■ What to work on ■
Go through the material below, count the lines with the word "Questão", and reply with the count alone.
# start of Extracted information
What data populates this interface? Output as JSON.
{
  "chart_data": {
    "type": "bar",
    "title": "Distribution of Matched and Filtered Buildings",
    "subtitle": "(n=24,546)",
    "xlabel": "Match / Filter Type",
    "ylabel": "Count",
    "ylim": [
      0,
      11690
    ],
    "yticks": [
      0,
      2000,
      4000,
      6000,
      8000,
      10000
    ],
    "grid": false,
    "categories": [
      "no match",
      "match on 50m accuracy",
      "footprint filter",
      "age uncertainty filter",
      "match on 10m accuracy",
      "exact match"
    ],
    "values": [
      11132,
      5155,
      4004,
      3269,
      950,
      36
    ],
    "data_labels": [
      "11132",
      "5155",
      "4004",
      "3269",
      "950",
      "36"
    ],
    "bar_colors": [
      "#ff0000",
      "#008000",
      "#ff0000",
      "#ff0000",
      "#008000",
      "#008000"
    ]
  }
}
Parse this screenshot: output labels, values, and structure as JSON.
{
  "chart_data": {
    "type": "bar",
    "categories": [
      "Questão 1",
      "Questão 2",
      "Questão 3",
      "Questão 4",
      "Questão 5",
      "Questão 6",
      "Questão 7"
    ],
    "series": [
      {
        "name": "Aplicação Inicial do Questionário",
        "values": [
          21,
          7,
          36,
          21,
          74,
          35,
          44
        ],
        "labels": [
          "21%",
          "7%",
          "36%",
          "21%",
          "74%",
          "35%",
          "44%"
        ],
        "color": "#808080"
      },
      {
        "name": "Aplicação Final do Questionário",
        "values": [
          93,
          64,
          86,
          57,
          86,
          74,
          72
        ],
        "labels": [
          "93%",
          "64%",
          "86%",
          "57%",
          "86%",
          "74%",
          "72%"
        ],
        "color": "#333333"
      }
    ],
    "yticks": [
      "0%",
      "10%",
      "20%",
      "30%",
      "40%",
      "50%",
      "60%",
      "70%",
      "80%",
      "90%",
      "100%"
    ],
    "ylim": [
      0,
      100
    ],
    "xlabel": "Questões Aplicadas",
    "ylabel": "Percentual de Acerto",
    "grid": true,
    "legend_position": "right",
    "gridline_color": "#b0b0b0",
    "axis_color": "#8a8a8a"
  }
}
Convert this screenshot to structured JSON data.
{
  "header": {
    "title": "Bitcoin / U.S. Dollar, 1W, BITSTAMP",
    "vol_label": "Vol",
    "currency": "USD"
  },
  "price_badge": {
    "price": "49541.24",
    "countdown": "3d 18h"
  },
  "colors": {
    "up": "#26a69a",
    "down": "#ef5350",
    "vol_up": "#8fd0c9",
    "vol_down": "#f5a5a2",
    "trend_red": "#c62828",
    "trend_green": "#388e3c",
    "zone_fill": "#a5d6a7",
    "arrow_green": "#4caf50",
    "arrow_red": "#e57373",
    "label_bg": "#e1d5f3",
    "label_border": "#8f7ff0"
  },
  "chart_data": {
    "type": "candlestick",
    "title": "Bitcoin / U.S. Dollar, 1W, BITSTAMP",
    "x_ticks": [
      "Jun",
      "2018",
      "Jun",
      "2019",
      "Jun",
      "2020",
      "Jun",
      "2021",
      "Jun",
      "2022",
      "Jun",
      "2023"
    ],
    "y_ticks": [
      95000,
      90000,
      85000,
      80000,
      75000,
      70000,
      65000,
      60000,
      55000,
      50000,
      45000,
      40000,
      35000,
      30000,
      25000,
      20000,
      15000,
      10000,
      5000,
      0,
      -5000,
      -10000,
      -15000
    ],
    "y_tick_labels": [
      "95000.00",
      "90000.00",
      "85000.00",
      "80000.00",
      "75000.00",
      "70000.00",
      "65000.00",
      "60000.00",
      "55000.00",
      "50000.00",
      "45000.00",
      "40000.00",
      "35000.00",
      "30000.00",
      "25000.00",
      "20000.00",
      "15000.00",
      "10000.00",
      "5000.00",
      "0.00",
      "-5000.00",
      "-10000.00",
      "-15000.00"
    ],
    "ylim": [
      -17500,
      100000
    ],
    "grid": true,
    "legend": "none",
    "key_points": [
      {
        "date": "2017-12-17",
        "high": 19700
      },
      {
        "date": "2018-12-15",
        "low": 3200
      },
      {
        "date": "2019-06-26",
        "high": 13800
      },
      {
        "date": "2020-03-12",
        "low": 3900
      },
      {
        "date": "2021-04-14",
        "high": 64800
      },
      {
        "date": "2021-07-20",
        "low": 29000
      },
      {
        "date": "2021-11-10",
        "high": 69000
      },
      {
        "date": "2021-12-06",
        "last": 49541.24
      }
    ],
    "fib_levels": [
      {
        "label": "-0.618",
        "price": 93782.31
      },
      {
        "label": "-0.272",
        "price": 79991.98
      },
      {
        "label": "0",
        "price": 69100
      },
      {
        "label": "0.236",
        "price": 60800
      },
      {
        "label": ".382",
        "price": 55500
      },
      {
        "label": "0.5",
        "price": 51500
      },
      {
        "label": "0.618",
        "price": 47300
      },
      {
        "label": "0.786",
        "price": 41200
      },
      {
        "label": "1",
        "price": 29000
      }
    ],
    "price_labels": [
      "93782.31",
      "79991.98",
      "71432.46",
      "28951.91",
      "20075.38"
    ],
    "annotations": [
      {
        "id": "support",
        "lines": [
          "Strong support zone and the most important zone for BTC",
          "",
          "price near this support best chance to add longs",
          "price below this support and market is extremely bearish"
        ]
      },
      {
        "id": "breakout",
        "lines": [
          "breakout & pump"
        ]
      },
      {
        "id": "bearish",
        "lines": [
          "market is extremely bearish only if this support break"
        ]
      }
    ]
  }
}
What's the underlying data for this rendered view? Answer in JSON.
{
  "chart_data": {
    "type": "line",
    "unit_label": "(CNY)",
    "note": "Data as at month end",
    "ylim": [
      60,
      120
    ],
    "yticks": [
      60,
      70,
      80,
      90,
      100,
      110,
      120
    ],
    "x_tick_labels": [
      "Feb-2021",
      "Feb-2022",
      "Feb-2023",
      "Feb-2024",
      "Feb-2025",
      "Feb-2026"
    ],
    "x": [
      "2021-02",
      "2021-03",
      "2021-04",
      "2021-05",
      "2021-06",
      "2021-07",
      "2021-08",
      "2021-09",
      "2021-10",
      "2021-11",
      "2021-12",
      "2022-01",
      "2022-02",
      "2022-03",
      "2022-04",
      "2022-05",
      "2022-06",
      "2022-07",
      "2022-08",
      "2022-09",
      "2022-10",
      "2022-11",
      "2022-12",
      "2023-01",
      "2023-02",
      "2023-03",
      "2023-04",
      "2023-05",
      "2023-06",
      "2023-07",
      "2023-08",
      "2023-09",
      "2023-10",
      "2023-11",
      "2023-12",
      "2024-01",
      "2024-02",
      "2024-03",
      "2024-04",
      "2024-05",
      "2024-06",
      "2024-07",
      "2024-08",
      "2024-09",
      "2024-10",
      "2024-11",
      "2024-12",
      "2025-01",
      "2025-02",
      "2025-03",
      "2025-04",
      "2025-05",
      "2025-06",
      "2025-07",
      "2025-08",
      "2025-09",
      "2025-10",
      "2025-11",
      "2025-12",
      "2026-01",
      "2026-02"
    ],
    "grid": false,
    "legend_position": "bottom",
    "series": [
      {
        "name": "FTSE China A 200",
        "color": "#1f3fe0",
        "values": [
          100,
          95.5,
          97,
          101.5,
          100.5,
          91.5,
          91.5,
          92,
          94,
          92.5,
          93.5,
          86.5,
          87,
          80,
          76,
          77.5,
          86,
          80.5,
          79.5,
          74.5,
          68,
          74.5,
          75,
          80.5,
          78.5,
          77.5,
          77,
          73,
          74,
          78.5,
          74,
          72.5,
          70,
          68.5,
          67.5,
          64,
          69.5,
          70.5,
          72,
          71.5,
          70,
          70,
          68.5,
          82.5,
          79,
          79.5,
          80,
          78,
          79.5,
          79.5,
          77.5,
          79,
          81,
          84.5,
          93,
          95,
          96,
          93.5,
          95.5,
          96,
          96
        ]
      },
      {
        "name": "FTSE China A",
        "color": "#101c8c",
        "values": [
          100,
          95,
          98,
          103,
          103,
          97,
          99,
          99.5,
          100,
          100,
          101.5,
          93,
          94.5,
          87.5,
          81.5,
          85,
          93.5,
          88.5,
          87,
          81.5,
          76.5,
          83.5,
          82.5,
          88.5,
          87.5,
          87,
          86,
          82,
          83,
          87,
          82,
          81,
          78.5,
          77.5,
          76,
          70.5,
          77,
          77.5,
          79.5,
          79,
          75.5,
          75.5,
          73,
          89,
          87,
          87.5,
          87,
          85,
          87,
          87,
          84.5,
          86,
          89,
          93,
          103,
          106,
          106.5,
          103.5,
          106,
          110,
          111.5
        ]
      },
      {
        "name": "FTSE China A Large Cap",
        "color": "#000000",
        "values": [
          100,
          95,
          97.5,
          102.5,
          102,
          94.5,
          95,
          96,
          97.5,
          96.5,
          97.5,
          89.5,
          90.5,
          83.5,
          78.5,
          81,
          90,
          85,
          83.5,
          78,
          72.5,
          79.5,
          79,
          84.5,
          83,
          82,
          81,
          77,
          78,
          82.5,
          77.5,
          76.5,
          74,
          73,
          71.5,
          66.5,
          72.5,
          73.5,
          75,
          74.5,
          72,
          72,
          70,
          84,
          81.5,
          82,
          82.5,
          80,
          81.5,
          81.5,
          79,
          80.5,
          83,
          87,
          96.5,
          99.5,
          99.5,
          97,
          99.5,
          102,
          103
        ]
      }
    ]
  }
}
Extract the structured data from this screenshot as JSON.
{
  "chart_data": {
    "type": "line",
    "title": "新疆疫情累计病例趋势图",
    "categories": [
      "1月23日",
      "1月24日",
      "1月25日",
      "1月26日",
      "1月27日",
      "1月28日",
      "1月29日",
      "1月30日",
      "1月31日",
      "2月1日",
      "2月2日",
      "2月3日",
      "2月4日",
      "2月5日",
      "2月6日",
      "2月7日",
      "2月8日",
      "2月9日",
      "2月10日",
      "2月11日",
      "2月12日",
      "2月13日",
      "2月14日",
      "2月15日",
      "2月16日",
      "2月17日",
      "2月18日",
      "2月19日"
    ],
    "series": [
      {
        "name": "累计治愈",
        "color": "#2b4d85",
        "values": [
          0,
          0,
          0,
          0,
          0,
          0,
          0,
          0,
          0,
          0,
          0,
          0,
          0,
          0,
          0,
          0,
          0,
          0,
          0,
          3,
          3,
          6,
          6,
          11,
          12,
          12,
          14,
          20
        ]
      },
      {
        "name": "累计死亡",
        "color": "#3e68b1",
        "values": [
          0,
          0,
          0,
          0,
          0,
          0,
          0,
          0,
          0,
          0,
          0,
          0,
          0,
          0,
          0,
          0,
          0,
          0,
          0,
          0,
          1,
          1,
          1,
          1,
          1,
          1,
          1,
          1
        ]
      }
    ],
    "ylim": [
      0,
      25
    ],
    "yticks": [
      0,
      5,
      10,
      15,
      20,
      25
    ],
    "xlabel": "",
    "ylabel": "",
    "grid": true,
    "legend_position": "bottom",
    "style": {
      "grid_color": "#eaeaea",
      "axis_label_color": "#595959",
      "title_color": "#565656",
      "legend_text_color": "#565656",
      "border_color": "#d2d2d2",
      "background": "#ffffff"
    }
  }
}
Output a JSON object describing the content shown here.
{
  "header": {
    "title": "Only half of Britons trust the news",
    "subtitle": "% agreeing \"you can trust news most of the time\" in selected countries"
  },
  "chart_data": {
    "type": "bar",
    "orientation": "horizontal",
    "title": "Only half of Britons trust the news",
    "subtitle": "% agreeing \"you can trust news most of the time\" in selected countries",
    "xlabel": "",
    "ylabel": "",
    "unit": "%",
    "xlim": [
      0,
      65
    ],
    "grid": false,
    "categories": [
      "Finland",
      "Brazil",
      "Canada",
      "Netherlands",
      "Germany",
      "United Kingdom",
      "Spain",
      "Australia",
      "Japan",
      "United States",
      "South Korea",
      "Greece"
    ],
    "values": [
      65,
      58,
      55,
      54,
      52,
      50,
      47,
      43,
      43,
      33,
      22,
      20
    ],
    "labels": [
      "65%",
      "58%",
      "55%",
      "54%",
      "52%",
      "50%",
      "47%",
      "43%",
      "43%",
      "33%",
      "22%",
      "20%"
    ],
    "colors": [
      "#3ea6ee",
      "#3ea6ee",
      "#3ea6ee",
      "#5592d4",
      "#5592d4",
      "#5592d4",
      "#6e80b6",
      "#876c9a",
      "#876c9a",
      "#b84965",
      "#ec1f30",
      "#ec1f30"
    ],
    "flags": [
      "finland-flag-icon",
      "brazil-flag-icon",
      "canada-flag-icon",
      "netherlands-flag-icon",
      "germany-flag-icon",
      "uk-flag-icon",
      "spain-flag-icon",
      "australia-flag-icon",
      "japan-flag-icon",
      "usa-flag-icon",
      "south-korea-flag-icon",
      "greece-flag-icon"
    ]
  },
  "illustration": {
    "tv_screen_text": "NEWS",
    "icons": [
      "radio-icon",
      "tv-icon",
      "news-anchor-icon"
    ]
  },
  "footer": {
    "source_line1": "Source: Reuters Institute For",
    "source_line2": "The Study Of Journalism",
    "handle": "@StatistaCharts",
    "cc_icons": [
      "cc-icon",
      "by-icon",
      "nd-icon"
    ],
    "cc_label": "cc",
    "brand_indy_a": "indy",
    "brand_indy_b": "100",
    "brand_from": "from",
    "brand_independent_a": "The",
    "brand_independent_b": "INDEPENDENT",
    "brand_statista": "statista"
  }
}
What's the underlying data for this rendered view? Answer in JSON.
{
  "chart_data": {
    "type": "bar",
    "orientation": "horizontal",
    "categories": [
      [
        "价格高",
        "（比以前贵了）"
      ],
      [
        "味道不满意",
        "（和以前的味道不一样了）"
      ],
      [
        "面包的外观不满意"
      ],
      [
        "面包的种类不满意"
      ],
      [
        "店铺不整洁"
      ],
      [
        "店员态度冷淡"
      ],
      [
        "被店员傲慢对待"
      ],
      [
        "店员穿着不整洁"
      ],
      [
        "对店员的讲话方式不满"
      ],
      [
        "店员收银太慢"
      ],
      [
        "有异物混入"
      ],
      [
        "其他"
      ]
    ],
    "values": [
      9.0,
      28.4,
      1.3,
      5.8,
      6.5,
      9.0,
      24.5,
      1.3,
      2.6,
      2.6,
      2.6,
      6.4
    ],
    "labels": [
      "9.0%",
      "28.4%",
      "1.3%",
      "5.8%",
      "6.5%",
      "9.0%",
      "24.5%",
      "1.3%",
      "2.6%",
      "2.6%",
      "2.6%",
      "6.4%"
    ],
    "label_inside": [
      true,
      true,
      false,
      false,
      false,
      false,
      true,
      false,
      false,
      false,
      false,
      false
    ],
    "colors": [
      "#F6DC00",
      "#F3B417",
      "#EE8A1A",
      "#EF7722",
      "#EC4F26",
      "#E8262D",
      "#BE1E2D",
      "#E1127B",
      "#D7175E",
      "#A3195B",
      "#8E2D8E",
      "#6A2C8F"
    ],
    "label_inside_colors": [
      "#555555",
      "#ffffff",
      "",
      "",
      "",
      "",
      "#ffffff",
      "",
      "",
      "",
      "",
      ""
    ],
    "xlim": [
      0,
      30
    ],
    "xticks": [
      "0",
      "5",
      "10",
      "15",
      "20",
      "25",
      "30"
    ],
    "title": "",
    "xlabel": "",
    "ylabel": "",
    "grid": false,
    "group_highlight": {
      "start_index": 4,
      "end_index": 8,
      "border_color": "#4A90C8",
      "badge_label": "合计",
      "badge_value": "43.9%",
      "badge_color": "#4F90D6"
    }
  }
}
# end of Extracted information
■ Response to the exercise ■
7